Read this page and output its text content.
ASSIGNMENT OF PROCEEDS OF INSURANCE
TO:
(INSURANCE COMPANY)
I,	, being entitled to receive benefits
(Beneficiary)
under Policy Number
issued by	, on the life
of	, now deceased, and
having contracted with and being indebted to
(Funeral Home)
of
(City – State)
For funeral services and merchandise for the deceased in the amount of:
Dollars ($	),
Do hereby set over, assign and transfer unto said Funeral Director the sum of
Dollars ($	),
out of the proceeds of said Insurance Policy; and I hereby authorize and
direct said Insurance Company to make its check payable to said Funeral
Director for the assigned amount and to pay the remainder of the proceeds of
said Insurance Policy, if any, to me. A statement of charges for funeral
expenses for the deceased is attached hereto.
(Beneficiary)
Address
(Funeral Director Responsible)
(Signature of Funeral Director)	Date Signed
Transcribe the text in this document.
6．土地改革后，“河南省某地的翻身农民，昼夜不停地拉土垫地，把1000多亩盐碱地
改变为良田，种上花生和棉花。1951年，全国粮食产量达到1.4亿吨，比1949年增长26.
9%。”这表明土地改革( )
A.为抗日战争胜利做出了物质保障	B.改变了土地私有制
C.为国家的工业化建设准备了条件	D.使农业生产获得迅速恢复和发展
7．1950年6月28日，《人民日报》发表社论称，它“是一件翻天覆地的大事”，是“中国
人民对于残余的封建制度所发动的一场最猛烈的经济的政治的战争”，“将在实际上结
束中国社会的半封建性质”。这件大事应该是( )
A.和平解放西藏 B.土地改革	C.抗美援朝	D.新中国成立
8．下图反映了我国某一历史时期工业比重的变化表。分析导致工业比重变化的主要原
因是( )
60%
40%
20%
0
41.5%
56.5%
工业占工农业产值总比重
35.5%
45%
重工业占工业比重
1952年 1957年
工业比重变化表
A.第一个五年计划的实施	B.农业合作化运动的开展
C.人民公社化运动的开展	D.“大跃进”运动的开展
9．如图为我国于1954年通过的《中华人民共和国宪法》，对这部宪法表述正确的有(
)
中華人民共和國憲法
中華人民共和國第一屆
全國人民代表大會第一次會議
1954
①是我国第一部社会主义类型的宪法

### WHAT IS REQUIRED
Repeat each entry word for word.

### WRITTEN RESPONSE
Read this page and output its text content.
ASSIGNMENT OF PROCEEDS OF INSURANCE
TO:
(INSURANCE COMPANY)
I,	, being entitled to receive benefits
(Beneficiary)
under Policy Number
issued by	, on the life
of	, now deceased, and
having contracted with and being indebted to
(Funeral Home)
of
(City – State)
For funeral services and merchandise for the deceased in the amount of:
Dollars ($	),
Do hereby set over, assign and transfer unto said Funeral Director the sum of
Dollars ($	),
out of the proceeds of said Insurance Policy; and I hereby authorize and
direct said Insurance Company to make its check payable to said Funeral
Director for the assigned amount and to pay the remainder of the proceeds of
said Insurance Policy, if any, to me. A statement of charges for funeral
expenses for the deceased is attached hereto.
(Beneficiary)
Address
(Funeral Director Responsible)
(Signature of Funeral Director)	Date Signed
Transcribe the text in this document.
6．土地改革后，“河南省某地的翻身农民，昼夜不停地拉土垫地，把1000多亩盐碱地
改变为良田，种上花生和棉花。1951年，全国粮食产量达到1.4亿吨，比1949年增长26.
9%。”这表明土地改革( )
A.为抗日战争胜利做出了物质保障	B.改变了土地私有制
C.为国家的工业化建设准备了条件	D.使农业生产获得迅速恢复和发展
7．1950年6月28日，《人民日报》发表社论称，它“是一件翻天覆地的大事”，是“中国
人民对于残余的封建制度所发动的一场最猛烈的经济的政治的战争”，“将在实际上结
束中国社会的半封建性质”。这件大事应该是( )
A.和平解放西藏 B.土地改革	C.抗美援朝	D.新中国成立
8．下图反映了我国某一历史时期工业比重的变化表。分析导致工业比重变化的主要原
因是( )
60%
40%
20%
0
41.5%
56.5%
工业占工农业产值总比重
35.5%
45%
重工业占工业比重
1952年 1957年
工业比重变化表
A.第一个五年计划的实施	B.农业合作化运动的开展
C.人民公社化运动的开展	D.“大跃进”运动的开展
9．如图为我国于1954年通过的《中华人民共和国宪法》，对这部宪法表述正确的有(
)
中華人民共和國憲法
中華人民共和國第一屆
全國人民代表大會第一次會議
1954
①是我国第一部社会主义类型的宪法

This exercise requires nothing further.